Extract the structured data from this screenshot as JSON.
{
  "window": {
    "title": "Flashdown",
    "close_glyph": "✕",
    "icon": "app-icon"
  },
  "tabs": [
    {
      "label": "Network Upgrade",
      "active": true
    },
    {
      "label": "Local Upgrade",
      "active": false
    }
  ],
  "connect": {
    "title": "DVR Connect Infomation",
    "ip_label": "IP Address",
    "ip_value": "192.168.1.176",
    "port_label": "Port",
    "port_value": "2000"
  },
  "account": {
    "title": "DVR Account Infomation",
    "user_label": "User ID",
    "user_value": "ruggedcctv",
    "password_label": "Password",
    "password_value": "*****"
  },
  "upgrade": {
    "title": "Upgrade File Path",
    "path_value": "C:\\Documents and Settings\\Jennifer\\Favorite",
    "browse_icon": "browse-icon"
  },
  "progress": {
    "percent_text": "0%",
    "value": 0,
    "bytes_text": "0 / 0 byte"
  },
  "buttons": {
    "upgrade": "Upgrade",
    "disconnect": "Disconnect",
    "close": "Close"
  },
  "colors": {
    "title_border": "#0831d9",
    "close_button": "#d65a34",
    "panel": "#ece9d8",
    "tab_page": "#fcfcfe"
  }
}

⁂

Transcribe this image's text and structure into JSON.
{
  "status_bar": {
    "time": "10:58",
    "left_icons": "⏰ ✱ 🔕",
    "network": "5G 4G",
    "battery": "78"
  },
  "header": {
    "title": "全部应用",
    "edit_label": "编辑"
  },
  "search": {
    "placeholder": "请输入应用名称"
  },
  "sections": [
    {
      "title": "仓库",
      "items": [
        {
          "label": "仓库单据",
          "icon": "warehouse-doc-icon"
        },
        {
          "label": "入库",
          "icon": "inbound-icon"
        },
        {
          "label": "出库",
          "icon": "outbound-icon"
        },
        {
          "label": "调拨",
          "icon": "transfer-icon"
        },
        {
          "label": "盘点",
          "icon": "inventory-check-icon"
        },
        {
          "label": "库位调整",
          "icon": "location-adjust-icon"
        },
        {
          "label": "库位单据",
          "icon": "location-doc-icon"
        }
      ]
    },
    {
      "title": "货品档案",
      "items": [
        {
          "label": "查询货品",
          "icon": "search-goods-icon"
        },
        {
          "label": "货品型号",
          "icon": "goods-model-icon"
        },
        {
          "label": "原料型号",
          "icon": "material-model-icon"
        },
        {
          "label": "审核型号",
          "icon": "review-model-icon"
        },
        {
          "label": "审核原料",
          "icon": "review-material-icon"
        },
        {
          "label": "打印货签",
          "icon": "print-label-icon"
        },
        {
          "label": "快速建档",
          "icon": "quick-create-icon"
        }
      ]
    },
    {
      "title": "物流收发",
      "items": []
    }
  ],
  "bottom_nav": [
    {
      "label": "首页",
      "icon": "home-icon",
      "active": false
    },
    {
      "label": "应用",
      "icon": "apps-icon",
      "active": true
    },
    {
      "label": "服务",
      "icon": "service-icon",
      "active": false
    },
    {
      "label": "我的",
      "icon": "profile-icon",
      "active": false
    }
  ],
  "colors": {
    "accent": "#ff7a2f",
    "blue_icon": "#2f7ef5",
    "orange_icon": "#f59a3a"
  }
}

⁂

- [Task description]
Find every line that holds "model" and copy it.

- [Worked solution]
          "icon": "goods-model-icon"
          "icon": "material-model-icon"
          "icon": "review-model-icon"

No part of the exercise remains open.